[Collected data entries]
....

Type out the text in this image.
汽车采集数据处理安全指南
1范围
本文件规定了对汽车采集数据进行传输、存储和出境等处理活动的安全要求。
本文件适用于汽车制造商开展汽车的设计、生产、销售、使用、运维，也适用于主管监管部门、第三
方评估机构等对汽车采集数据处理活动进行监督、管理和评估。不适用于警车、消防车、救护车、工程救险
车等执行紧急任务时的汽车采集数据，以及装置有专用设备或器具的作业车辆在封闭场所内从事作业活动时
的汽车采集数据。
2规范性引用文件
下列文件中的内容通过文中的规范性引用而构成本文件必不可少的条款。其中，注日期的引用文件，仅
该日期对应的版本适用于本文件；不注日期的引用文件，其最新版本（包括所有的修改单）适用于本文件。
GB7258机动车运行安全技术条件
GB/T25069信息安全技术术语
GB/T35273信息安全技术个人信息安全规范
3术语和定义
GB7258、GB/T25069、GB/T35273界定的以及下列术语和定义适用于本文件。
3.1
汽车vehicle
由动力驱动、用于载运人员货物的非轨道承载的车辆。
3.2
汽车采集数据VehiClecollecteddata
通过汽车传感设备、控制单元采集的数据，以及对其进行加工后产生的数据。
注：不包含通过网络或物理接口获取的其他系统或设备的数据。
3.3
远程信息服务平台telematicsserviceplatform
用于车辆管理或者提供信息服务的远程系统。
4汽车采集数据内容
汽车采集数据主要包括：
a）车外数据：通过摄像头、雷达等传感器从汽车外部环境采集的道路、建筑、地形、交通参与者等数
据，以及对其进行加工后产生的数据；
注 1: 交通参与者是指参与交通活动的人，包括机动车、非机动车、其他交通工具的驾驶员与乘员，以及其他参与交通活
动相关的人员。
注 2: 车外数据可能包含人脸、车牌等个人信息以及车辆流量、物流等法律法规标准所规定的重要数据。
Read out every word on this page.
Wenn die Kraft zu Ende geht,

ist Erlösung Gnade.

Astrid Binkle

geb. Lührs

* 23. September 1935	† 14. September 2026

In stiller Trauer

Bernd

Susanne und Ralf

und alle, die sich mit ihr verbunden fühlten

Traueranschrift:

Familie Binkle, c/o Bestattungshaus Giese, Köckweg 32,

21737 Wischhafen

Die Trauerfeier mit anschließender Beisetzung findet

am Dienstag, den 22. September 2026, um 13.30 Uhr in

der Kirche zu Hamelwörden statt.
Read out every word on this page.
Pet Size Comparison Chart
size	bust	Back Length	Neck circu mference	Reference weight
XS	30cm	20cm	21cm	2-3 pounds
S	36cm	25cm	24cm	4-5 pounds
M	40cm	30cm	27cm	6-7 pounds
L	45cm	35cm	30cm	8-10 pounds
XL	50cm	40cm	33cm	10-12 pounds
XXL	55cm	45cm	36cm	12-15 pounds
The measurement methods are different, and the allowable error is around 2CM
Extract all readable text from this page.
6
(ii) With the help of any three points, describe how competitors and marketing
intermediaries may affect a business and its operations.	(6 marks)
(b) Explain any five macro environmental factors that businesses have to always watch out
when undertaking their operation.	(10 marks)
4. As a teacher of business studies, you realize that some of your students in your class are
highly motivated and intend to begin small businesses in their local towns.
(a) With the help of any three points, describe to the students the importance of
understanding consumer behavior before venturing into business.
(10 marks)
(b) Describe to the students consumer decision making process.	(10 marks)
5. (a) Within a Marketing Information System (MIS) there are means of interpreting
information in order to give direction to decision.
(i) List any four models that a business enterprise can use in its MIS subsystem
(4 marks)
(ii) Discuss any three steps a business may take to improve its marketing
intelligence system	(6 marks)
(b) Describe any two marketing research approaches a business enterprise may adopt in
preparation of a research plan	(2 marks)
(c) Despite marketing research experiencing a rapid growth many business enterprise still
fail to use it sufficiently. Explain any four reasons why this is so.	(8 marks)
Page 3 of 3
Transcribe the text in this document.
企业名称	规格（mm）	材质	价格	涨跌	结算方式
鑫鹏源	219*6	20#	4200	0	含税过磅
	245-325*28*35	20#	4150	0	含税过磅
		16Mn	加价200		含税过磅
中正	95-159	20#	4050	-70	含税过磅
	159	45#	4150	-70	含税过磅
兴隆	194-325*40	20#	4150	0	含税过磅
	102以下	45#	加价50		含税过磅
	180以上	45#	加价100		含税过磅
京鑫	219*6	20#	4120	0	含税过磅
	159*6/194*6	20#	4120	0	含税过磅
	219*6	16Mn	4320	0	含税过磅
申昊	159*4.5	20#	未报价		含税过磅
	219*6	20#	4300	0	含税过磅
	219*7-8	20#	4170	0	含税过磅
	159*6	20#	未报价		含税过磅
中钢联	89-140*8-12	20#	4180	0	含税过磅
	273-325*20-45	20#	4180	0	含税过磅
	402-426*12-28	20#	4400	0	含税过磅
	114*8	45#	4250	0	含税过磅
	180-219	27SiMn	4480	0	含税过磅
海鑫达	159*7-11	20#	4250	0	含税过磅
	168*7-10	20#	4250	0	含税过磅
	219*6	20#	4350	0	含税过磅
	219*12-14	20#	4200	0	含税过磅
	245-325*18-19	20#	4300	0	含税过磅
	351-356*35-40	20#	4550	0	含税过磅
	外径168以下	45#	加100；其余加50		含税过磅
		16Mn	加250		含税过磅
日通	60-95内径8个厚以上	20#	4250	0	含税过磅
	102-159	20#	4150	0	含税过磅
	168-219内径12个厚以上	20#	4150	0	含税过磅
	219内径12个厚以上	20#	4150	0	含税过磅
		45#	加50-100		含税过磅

....

YOUR INSTRUCTIONS
Repeat the entries shown above, every one, word for word.

CORRECT OUTPUT
Type out the text in this image.
汽车采集数据处理安全指南
1范围
本文件规定了对汽车采集数据进行传输、存储和出境等处理活动的安全要求。
本文件适用于汽车制造商开展汽车的设计、生产、销售、使用、运维，也适用于主管监管部门、第三
方评估机构等对汽车采集数据处理活动进行监督、管理和评估。不适用于警车、消防车、救护车、工程救险
车等执行紧急任务时的汽车采集数据，以及装置有专用设备或器具的作业车辆在封闭场所内从事作业活动时
的汽车采集数据。
2规范性引用文件
下列文件中的内容通过文中的规范性引用而构成本文件必不可少的条款。其中，注日期的引用文件，仅
该日期对应的版本适用于本文件；不注日期的引用文件，其最新版本（包括所有的修改单）适用于本文件。
GB7258机动车运行安全技术条件
GB/T25069信息安全技术术语
GB/T35273信息安全技术个人信息安全规范
3术语和定义
GB7258、GB/T25069、GB/T35273界定的以及下列术语和定义适用于本文件。
3.1
汽车vehicle
由动力驱动、用于载运人员货物的非轨道承载的车辆。
3.2
汽车采集数据VehiClecollecteddata
通过汽车传感设备、控制单元采集的数据，以及对其进行加工后产生的数据。
注：不包含通过网络或物理接口获取的其他系统或设备的数据。
3.3
远程信息服务平台telematicsserviceplatform
用于车辆管理或者提供信息服务的远程系统。
4汽车采集数据内容
汽车采集数据主要包括：
a）车外数据：通过摄像头、雷达等传感器从汽车外部环境采集的道路、建筑、地形、交通参与者等数
据，以及对其进行加工后产生的数据；
注 1: 交通参与者是指参与交通活动的人，包括机动车、非机动车、其他交通工具的驾驶员与乘员，以及其他参与交通活
动相关的人员。
注 2: 车外数据可能包含人脸、车牌等个人信息以及车辆流量、物流等法律法规标准所规定的重要数据。
Read out every word on this page.
Wenn die Kraft zu Ende geht,

ist Erlösung Gnade.

Astrid Binkle

geb. Lührs

* 23. September 1935	† 14. September 2026

In stiller Trauer

Bernd

Susanne und Ralf

und alle, die sich mit ihr verbunden fühlten

Traueranschrift:

Familie Binkle, c/o Bestattungshaus Giese, Köckweg 32,

21737 Wischhafen

Die Trauerfeier mit anschließender Beisetzung findet

am Dienstag, den 22. September 2026, um 13.30 Uhr in

der Kirche zu Hamelwörden statt.
Read out every word on this page.
Pet Size Comparison Chart
size	bust	Back Length	Neck circu mference	Reference weight
XS	30cm	20cm	21cm	2-3 pounds
S	36cm	25cm	24cm	4-5 pounds
M	40cm	30cm	27cm	6-7 pounds
L	45cm	35cm	30cm	8-10 pounds
XL	50cm	40cm	33cm	10-12 pounds
XXL	55cm	45cm	36cm	12-15 pounds
The measurement methods are different, and the allowable error is around 2CM
Extract all readable text from this page.
6
(ii) With the help of any three points, describe how competitors and marketing
intermediaries may affect a business and its operations.	(6 marks)
(b) Explain any five macro environmental factors that businesses have to always watch out
when undertaking their operation.	(10 marks)
4. As a teacher of business studies, you realize that some of your students in your class are
highly motivated and intend to begin small businesses in their local towns.
(a) With the help of any three points, describe to the students the importance of
understanding consumer behavior before venturing into business.
(10 marks)
(b) Describe to the students consumer decision making process.	(10 marks)
5. (a) Within a Marketing Information System (MIS) there are means of interpreting
information in order to give direction to decision.
(i) List any four models that a business enterprise can use in its MIS subsystem
(4 marks)
(ii) Discuss any three steps a business may take to improve its marketing
intelligence system	(6 marks)
(b) Describe any two marketing research approaches a business enterprise may adopt in
preparation of a research plan	(2 marks)
(c) Despite marketing research experiencing a rapid growth many business enterprise still
fail to use it sufficiently. Explain any four reasons why this is so.	(8 marks)
Page 3 of 3
Transcribe the text in this document.
企业名称	规格（mm）	材质	价格	涨跌	结算方式
鑫鹏源	219*6	20#	4200	0	含税过磅
	245-325*28*35	20#	4150	0	含税过磅
		16Mn	加价200		含税过磅
中正	95-159	20#	4050	-70	含税过磅
	159	45#	4150	-70	含税过磅
兴隆	194-325*40	20#	4150	0	含税过磅
	102以下	45#	加价50		含税过磅
	180以上	45#	加价100		含税过磅
京鑫	219*6	20#	4120	0	含税过磅
	159*6/194*6	20#	4120	0	含税过磅
	219*6	16Mn	4320	0	含税过磅
申昊	159*4.5	20#	未报价		含税过磅
	219*6	20#	4300	0	含税过磅
	219*7-8	20#	4170	0	含税过磅
	159*6	20#	未报价		含税过磅
中钢联	89-140*8-12	20#	4180	0	含税过磅
	273-325*20-45	20#	4180	0	含税过磅
	402-426*12-28	20#	4400	0	含税过磅
	114*8	45#	4250	0	含税过磅
	180-219	27SiMn	4480	0	含税过磅
海鑫达	159*7-11	20#	4250	0	含税过磅
	168*7-10	20#	4250	0	含税过磅
	219*6	20#	4350	0	含税过磅
	219*12-14	20#	4200	0	含税过磅
	245-325*18-19	20#	4300	0	含税过磅
	351-356*35-40	20#	4550	0	含税过磅
	外径168以下	45#	加100；其余加50		含税过磅
		16Mn	加250		含税过磅
日通	60-95内径8个厚以上	20#	4250	0	含税过磅
	102-159	20#	4150	0	含税过磅
	168-219内径12个厚以上	20#	4150	0	含税过磅
	219内径12个厚以上	20#	4150	0	含税过磅
		45#	加50-100		含税过磅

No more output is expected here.